▶ Your task
Repeat every line below exactly as it reads.

▶ Excerpted data
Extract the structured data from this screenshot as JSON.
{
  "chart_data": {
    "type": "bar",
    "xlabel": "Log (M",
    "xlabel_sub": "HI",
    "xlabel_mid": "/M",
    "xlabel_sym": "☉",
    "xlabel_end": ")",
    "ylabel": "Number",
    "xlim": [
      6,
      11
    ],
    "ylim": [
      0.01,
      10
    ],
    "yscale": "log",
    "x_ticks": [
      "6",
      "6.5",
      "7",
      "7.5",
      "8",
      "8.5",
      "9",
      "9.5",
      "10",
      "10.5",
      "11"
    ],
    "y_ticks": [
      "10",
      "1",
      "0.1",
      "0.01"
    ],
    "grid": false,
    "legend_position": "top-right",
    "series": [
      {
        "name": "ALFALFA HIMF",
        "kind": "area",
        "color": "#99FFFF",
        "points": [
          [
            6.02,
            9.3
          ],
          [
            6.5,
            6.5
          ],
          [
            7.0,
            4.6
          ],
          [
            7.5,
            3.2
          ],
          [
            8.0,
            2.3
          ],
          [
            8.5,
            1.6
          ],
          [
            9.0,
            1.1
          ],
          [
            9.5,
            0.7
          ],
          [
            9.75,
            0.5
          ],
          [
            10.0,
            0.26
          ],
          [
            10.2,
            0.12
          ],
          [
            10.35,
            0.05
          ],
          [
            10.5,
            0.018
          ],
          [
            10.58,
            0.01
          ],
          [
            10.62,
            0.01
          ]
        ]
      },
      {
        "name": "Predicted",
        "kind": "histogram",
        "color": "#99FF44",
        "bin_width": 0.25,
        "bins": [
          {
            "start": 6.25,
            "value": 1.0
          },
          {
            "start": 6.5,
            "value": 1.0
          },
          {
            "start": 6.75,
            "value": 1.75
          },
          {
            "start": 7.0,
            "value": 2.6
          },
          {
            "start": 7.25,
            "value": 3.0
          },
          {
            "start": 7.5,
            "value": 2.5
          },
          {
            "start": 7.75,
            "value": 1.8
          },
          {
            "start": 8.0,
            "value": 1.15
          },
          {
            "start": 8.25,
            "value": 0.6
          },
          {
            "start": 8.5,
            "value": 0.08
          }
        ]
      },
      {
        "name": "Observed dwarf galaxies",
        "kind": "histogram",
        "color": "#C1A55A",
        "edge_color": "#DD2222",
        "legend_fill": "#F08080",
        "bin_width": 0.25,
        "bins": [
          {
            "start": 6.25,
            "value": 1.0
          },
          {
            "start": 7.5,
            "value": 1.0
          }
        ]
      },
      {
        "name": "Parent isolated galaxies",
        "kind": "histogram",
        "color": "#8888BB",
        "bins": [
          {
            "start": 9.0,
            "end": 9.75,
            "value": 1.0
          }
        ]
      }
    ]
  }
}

▶ Final result
Extract the structured data from this screenshot as JSON.
{
  "chart_data": {
    "type": "bar",
    "xlabel": "Log (M",
    "xlabel_sub": "HI",
    "xlabel_mid": "/M",
    "xlabel_sym": "☉",
    "xlabel_end": ")",
    "ylabel": "Number",
    "xlim": [
      6,
      11
    ],
    "ylim": [
      0.01,
      10
    ],
    "yscale": "log",
    "x_ticks": [
      "6",
      "6.5",
      "7",
      "7.5",
      "8",
      "8.5",
      "9",
      "9.5",
      "10",
      "10.5",
      "11"
    ],
    "y_ticks": [
      "10",
      "1",
      "0.1",
      "0.01"
    ],
    "grid": false,
    "legend_position": "top-right",
    "series": [
      {
        "name": "ALFALFA HIMF",
        "kind": "area",
        "color": "#99FFFF",
        "points": [
          [
            6.02,
            9.3
          ],
          [
            6.5,
            6.5
          ],
          [
            7.0,
            4.6
          ],
          [
            7.5,
            3.2
          ],
          [
            8.0,
            2.3
          ],
          [
            8.5,
            1.6
          ],
          [
            9.0,
            1.1
          ],
          [
            9.5,
            0.7
          ],
          [
            9.75,
            0.5
          ],
          [
            10.0,
            0.26
          ],
          [
            10.2,
            0.12
          ],
          [
            10.35,
            0.05
          ],
          [
            10.5,
            0.018
          ],
          [
            10.58,
            0.01
          ],
          [
            10.62,
            0.01
          ]
        ]
      },
      {
        "name": "Predicted",
        "kind": "histogram",
        "color": "#99FF44",
        "bin_width": 0.25,
        "bins": [
          {
            "start": 6.25,
            "value": 1.0
          },
          {
            "start": 6.5,
            "value": 1.0
          },
          {
            "start": 6.75,
            "value": 1.75
          },
          {
            "start": 7.0,
            "value": 2.6
          },
          {
            "start": 7.25,
            "value": 3.0
          },
          {
            "start": 7.5,
            "value": 2.5
          },
          {
            "start": 7.75,
            "value": 1.8
          },
          {
            "start": 8.0,
            "value": 1.15
          },
          {
            "start": 8.25,
            "value": 0.6
          },
          {
            "start": 8.5,
            "value": 0.08
          }
        ]
      },
      {
        "name": "Observed dwarf galaxies",
        "kind": "histogram",
        "color": "#C1A55A",
        "edge_color": "#DD2222",
        "legend_fill": "#F08080",
        "bin_width": 0.25,
        "bins": [
          {
            "start": 6.25,
            "value": 1.0
          },
          {
            "start": 7.5,
            "value": 1.0
          }
        ]
      },
      {
        "name": "Parent isolated galaxies",
        "kind": "histogram",
        "color": "#8888BB",
        "bins": [
          {
            "start": 9.0,
            "end": 9.75,
            "value": 1.0
          }
        ]
      }
    ]
  }
}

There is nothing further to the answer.